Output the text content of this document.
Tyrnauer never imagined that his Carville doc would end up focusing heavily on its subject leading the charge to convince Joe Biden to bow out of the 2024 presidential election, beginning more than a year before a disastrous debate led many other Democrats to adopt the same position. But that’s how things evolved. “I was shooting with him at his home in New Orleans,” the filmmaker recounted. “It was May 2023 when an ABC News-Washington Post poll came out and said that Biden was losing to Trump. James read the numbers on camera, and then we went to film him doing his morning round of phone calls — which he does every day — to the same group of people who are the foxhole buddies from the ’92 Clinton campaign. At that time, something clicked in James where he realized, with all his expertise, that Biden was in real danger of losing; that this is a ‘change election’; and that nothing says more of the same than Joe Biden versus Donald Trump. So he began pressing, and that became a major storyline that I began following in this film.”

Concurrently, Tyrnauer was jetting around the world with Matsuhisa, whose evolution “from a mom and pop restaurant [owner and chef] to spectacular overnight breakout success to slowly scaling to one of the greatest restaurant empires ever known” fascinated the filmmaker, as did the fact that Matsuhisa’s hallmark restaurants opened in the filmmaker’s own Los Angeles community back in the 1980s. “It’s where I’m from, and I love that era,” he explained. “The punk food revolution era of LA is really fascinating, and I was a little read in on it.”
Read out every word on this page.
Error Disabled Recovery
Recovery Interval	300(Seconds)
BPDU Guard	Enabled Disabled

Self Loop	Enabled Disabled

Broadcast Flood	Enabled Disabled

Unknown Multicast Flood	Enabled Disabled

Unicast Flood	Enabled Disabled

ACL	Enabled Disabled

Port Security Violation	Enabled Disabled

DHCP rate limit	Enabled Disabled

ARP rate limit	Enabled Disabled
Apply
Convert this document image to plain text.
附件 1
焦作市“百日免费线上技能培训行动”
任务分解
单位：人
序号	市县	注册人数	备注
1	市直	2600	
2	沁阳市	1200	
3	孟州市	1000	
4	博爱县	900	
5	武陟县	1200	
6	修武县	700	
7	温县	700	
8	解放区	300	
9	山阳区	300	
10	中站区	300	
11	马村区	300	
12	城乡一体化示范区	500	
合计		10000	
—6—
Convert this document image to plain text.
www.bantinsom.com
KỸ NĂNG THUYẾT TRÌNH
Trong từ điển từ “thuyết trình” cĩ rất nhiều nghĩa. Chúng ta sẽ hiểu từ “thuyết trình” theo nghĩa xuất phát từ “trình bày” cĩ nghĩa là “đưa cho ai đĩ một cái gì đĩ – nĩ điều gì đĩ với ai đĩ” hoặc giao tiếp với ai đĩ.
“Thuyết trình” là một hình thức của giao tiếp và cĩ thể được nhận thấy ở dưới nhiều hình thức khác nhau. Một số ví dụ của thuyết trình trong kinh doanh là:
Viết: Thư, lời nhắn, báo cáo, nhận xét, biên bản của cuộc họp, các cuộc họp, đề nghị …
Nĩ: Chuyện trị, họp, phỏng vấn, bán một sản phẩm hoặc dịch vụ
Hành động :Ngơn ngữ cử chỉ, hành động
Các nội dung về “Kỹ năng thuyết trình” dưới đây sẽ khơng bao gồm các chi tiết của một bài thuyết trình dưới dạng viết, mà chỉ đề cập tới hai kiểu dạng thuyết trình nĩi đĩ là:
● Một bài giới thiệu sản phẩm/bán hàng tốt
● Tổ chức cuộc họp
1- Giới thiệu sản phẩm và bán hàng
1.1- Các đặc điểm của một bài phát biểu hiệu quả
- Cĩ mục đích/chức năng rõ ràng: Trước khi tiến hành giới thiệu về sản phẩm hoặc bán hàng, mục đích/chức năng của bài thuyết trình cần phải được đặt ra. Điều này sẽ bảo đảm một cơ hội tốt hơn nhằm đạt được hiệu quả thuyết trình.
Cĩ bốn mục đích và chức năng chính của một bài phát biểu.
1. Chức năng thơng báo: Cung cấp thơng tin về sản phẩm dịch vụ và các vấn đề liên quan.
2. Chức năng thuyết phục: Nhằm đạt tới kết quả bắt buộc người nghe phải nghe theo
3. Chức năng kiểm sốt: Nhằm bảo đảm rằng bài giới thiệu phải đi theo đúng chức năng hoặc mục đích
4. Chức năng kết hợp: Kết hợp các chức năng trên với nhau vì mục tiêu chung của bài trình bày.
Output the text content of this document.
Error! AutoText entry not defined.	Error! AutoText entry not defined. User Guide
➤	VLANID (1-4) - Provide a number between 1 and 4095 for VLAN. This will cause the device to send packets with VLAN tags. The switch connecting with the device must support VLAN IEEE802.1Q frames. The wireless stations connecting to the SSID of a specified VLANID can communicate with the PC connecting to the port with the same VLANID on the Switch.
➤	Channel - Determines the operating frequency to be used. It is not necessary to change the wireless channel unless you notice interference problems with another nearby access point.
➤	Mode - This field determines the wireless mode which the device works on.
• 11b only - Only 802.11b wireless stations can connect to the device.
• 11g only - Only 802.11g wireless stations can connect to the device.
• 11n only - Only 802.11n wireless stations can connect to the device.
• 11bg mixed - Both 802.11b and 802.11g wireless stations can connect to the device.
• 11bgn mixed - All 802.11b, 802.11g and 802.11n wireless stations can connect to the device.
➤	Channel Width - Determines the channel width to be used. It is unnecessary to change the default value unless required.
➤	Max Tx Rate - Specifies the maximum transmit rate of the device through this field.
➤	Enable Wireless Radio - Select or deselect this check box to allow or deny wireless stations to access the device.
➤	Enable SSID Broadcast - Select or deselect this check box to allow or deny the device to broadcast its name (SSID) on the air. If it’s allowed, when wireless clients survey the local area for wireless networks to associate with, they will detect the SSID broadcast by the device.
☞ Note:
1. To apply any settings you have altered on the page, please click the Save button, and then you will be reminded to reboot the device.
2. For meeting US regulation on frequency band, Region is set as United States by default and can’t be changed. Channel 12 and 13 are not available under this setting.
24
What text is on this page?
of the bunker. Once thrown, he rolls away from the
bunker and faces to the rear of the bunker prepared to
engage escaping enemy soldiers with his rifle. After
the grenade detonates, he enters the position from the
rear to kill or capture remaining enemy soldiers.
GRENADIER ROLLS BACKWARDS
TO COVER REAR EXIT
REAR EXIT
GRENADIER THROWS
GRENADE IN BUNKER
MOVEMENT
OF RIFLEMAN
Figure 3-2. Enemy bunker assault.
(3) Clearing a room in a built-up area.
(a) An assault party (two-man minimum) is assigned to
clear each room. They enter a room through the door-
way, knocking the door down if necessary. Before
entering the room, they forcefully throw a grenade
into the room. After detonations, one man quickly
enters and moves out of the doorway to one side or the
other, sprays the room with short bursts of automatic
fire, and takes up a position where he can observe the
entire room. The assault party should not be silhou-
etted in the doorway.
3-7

________

Using the material above, state how many lines include the string "through". Answer with a single number.

-- RESULT OF THIS EXERCISE --
2